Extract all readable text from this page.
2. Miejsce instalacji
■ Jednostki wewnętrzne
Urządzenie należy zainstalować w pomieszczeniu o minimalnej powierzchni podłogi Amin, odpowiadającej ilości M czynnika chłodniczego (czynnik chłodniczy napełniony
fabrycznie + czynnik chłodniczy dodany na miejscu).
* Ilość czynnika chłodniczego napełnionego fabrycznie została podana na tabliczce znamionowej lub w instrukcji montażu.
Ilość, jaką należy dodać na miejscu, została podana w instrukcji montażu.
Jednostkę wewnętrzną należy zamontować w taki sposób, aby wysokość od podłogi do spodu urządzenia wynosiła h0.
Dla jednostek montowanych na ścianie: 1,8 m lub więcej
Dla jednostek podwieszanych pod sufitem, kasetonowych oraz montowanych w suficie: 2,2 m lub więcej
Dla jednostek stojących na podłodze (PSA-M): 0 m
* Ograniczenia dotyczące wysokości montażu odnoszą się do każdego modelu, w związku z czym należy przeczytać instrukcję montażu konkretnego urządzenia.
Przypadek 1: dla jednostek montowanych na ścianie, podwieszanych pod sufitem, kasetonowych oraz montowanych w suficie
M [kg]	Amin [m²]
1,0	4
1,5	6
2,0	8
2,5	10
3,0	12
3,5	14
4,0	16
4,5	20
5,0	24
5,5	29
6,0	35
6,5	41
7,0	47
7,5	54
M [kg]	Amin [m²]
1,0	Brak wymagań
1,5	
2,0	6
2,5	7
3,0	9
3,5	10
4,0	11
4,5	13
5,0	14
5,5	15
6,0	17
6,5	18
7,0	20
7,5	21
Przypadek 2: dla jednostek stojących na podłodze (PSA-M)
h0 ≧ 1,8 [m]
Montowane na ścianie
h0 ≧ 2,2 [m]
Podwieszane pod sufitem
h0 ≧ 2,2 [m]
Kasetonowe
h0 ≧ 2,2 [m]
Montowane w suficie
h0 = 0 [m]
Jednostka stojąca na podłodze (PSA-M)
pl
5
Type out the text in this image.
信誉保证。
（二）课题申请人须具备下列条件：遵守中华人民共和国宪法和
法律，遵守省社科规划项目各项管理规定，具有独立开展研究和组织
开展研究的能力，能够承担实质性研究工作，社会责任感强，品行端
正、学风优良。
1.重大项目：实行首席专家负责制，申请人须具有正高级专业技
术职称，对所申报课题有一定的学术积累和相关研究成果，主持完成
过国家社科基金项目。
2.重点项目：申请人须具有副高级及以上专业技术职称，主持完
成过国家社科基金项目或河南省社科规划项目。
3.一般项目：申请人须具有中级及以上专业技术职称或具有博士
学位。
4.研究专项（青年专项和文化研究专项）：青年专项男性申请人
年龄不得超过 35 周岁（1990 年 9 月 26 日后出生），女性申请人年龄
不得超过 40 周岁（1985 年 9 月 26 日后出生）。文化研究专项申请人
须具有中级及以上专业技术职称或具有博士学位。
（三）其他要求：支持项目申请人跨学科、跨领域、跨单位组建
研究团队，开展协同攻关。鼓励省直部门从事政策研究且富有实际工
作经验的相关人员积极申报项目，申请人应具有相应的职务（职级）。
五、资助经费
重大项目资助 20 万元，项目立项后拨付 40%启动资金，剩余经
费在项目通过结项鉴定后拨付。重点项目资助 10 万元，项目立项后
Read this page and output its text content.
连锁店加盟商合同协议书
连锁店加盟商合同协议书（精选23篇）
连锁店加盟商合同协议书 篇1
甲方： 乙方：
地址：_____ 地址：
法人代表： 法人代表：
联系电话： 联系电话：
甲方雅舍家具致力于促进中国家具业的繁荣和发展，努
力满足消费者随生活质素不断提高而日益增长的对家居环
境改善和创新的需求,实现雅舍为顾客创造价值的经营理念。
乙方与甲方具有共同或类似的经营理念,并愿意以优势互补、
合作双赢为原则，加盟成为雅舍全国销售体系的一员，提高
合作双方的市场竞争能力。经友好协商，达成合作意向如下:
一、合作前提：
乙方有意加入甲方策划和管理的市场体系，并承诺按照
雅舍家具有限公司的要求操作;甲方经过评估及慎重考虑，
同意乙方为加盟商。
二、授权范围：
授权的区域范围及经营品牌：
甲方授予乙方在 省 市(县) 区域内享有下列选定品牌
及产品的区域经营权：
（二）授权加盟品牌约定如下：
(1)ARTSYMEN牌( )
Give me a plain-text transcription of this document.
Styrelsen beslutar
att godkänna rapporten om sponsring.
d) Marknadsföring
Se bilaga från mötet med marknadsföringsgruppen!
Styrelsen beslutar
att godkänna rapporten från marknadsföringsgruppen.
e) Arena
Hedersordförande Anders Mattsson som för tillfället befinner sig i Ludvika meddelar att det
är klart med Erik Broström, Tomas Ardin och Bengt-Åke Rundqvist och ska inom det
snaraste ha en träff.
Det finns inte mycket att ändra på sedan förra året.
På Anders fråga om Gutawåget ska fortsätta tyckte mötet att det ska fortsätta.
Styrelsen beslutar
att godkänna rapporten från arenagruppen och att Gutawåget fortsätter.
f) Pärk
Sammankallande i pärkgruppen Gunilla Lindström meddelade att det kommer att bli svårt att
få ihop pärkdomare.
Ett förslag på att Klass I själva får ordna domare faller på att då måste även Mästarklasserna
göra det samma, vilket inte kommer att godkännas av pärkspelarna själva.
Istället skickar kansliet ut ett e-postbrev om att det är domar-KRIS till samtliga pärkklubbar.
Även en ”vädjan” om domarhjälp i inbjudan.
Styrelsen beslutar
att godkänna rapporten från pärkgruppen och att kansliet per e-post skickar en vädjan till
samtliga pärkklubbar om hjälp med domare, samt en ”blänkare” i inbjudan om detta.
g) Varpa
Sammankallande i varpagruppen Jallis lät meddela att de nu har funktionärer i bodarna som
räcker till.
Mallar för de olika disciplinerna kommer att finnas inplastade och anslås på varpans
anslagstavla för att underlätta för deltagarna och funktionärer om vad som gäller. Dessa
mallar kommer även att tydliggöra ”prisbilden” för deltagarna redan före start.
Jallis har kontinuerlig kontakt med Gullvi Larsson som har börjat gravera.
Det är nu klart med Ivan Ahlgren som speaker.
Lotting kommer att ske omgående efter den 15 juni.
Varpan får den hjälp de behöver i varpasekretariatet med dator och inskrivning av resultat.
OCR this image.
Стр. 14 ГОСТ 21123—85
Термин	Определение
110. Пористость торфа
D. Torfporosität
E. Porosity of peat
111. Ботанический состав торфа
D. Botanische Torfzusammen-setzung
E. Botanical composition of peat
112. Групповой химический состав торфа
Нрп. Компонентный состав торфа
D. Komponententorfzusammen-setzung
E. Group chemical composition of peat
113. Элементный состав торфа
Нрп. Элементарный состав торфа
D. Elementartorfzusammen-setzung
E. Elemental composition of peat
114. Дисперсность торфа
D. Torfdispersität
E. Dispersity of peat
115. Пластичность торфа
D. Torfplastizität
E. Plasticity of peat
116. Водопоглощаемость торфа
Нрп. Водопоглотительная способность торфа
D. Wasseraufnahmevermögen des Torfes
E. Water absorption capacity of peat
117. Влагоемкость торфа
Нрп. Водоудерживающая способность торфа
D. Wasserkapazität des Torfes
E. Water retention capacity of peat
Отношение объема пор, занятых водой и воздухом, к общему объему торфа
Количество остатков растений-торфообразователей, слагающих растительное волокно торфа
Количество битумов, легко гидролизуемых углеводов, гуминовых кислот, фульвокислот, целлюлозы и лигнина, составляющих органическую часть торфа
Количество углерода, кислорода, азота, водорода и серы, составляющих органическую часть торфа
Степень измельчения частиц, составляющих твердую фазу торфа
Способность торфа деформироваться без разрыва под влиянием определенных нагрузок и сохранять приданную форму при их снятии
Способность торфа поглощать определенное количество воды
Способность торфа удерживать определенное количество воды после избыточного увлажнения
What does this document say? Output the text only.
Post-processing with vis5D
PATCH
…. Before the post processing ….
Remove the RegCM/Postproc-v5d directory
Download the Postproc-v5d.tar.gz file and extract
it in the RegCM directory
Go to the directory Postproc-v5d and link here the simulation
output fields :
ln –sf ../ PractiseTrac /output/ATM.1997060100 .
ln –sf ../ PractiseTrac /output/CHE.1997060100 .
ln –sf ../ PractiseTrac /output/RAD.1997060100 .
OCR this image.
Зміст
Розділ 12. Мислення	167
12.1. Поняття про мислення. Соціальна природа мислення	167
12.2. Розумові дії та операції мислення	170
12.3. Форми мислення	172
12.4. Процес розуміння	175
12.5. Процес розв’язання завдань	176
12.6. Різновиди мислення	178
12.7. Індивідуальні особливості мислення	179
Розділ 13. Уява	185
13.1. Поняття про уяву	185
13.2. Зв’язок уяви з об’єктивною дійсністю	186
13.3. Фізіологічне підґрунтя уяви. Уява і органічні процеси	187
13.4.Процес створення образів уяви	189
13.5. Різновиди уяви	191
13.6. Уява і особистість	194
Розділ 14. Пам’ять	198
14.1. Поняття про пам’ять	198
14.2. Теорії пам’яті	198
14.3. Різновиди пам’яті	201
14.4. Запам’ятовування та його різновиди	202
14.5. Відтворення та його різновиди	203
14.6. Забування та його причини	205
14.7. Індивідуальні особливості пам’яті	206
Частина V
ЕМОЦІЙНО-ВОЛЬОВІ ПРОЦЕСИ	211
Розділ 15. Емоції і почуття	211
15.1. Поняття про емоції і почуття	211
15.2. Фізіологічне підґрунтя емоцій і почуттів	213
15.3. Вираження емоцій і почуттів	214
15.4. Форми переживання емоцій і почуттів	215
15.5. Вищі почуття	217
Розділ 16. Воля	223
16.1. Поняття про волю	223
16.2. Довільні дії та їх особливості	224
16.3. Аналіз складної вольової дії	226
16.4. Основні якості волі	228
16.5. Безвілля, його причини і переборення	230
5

************

Stated problem:
Which lines of the material contain the string "Gutawåget"? List each of them.

Written reply:
På Anders fråga om Gutawåget ska fortsätta tyckte mötet att det ska fortsätta.
att godkänna rapporten från arenagruppen och att Gutawåget fortsätter.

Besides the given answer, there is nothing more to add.